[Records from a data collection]

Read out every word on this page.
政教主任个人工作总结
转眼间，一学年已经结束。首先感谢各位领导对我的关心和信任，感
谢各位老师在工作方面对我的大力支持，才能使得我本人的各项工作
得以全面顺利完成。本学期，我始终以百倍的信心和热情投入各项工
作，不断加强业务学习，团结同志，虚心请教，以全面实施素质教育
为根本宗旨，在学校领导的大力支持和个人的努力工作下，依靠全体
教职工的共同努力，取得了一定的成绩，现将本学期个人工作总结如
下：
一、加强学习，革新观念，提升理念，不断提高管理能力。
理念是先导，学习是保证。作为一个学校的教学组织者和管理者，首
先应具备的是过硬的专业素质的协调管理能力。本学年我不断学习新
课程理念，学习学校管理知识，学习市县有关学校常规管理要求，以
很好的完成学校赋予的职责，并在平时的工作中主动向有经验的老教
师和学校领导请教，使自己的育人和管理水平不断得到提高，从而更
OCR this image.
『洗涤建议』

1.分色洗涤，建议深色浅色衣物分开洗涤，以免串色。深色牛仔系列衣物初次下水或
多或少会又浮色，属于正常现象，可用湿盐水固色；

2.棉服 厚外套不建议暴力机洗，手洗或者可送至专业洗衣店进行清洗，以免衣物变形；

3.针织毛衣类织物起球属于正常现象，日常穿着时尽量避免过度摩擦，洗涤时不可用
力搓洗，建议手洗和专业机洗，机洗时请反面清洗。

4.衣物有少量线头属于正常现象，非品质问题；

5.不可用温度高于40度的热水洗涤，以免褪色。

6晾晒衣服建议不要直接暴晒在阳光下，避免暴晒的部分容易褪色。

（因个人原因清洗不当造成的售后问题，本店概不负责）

The task -> Report how many lines in the listing include the word "this". Give nothing but the count.

Task output -> 2